## [What is needed]
Reproduce the records below in full and exactly, without their images.

>> START Given data

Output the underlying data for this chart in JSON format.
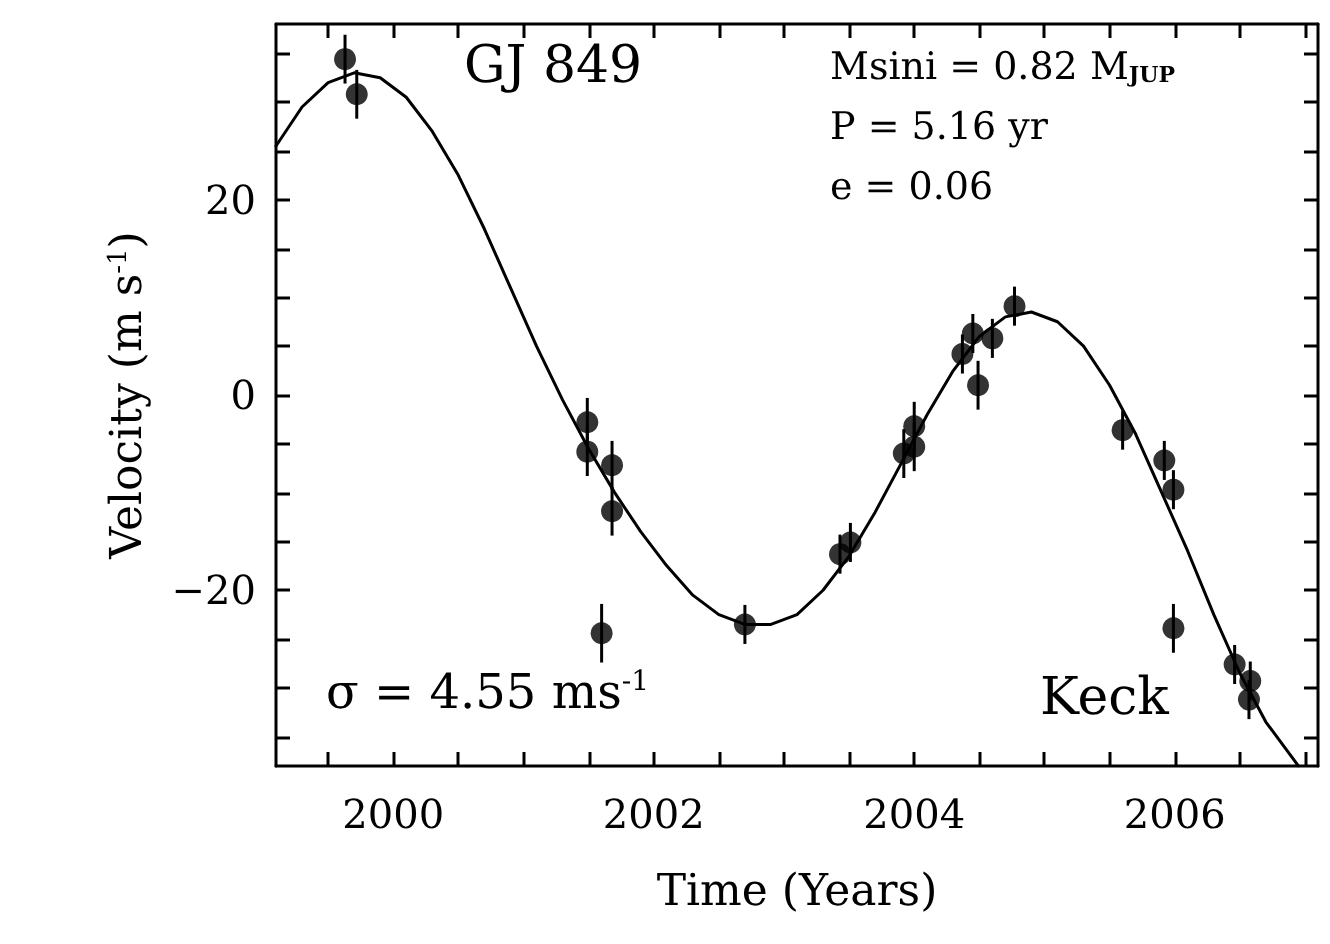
{
  "chart_data": {
    "type": "scatter",
    "xlabel": "Time (Years)",
    "ylabel": "Velocity (m s$^{-1}$)",
    "xlim": [
      1999.1,
      2007.1
    ],
    "xticks": [
      2000,
      2002,
      2004,
      2006
    ],
    "ylim": [
      -38,
      38
    ],
    "yticks": [
      -20,
      0,
      20
    ],
    "marker": "circle",
    "annotations": [
      "GJ 849",
      "Msini = 0.82 M$_{JUP}$",
      "P = 5.16 yr",
      "e = 0.06",
      "σ = 4.55 ms$^{-1}$",
      "Keck"
    ],
    "series": [
      {
        "color": "#000000",
        "x": [
          1999.63,
          1999.72,
          2001.49,
          2001.49,
          2001.6,
          2001.68,
          2001.68,
          2002.7,
          2003.43,
          2003.51,
          2003.92,
          2004.0,
          2004.0,
          2004.37,
          2004.45,
          2004.49,
          2004.6,
          2004.77,
          2005.6,
          2005.92,
          2005.99,
          2005.99,
          2006.46,
          2006.57,
          2006.58
        ],
        "values": [
          34.4,
          30.8,
          -2.8,
          -5.8,
          -24.4,
          -7.2,
          -11.9,
          -23.5,
          -16.3,
          -15.1,
          -6.0,
          -3.2,
          -5.3,
          4.2,
          6.3,
          1.0,
          5.8,
          9.1,
          -3.6,
          -6.7,
          -9.7,
          -23.9,
          -27.6,
          -31.2,
          -29.3
        ],
        "errors": [
          2.5,
          2.5,
          2.5,
          2.5,
          3,
          2.5,
          2.5,
          2,
          2,
          2,
          2.5,
          2.5,
          2.5,
          2,
          2,
          2.5,
          2,
          2,
          2,
          2,
          2,
          2.5,
          2,
          2,
          2
        ]
      },
      {
        "type": "line",
        "color": "#000000",
        "marker": "none",
        "line_style": "solid",
        "x": [
          1999.1,
          1999.3,
          1999.5,
          1999.7,
          1999.9,
          2000.1,
          2000.3,
          2000.5,
          2000.7,
          2000.9,
          2001.1,
          2001.3,
          2001.5,
          2001.7,
          2001.9,
          2002.1,
          2002.3,
          2002.5,
          2002.7,
          2002.9,
          2003.1,
          2003.3,
          2003.5,
          2003.7,
          2003.9,
          2004.1,
          2004.3,
          2004.5,
          2004.7,
          2004.9,
          2005.1,
          2005.3,
          2005.5,
          2005.7,
          2005.9,
          2006.1,
          2006.3,
          2006.5,
          2006.7,
          2006.95
        ],
        "values": [
          25.5,
          29.5,
          32,
          33,
          32.5,
          30.5,
          27,
          22.5,
          17,
          11,
          5,
          -0.5,
          -5.5,
          -10,
          -14,
          -17.5,
          -20.5,
          -22.5,
          -23.5,
          -23.5,
          -22.5,
          -20,
          -16.5,
          -12,
          -7,
          -2,
          2.5,
          6,
          8,
          8.5,
          7.5,
          5,
          1,
          -4,
          -10,
          -16,
          -22.5,
          -28.5,
          -33.5,
          -38
        ]
      }
    ]
  }
}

>> END Given data

## [Written answer]
Output the underlying data for this chart in JSON format.
{
  "chart_data": {
    "type": "scatter",
    "xlabel": "Time (Years)",
    "ylabel": "Velocity (m s$^{-1}$)",
    "xlim": [
      1999.1,
      2007.1
    ],
    "xticks": [
      2000,
      2002,
      2004,
      2006
    ],
    "ylim": [
      -38,
      38
    ],
    "yticks": [
      -20,
      0,
      20
    ],
    "marker": "circle",
    "annotations": [
      "GJ 849",
      "Msini = 0.82 M$_{JUP}$",
      "P = 5.16 yr",
      "e = 0.06",
      "σ = 4.55 ms$^{-1}$",
      "Keck"
    ],
    "series": [
      {
        "color": "#000000",
        "x": [
          1999.63,
          1999.72,
          2001.49,
          2001.49,
          2001.6,
          2001.68,
          2001.68,
          2002.7,
          2003.43,
          2003.51,
          2003.92,
          2004.0,
          2004.0,
          2004.37,
          2004.45,
          2004.49,
          2004.6,
          2004.77,
          2005.6,
          2005.92,
          2005.99,
          2005.99,
          2006.46,
          2006.57,
          2006.58
        ],
        "values": [
          34.4,
          30.8,
          -2.8,
          -5.8,
          -24.4,
          -7.2,
          -11.9,
          -23.5,
          -16.3,
          -15.1,
          -6.0,
          -3.2,
          -5.3,
          4.2,
          6.3,
          1.0,
          5.8,
          9.1,
          -3.6,
          -6.7,
          -9.7,
          -23.9,
          -27.6,
          -31.2,
          -29.3
        ],
        "errors": [
          2.5,
          2.5,
          2.5,
          2.5,
          3,
          2.5,
          2.5,
          2,
          2,
          2,
          2.5,
          2.5,
          2.5,
          2,
          2,
          2.5,
          2,
          2,
          2,
          2,
          2,
          2.5,
          2,
          2,
          2
        ]
      },
      {
        "type": "line",
        "color": "#000000",
        "marker": "none",
        "line_style": "solid",
        "x": [
          1999.1,
          1999.3,
          1999.5,
          1999.7,
          1999.9,
          2000.1,
          2000.3,
          2000.5,
          2000.7,
          2000.9,
          2001.1,
          2001.3,
          2001.5,
          2001.7,
          2001.9,
          2002.1,
          2002.3,
          2002.5,
          2002.7,
          2002.9,
          2003.1,
          2003.3,
          2003.5,
          2003.7,
          2003.9,
          2004.1,
          2004.3,
          2004.5,
          2004.7,
          2004.9,
          2005.1,
          2005.3,
          2005.5,
          2005.7,
          2005.9,
          2006.1,
          2006.3,
          2006.5,
          2006.7,
          2006.95
        ],
        "values": [
          25.5,
          29.5,
          32,
          33,
          32.5,
          30.5,
          27,
          22.5,
          17,
          11,
          5,
          -0.5,
          -5.5,
          -10,
          -14,
          -17.5,
          -20.5,
          -22.5,
          -23.5,
          -23.5,
          -22.5,
          -20,
          -16.5,
          -12,
          -7,
          -2,
          2.5,
          6,
          8,
          8.5,
          7.5,
          5,
          1,
          -4,
          -10,
          -16,
          -22.5,
          -28.5,
          -33.5,
          -38
        ]
      }
    ]
  }
}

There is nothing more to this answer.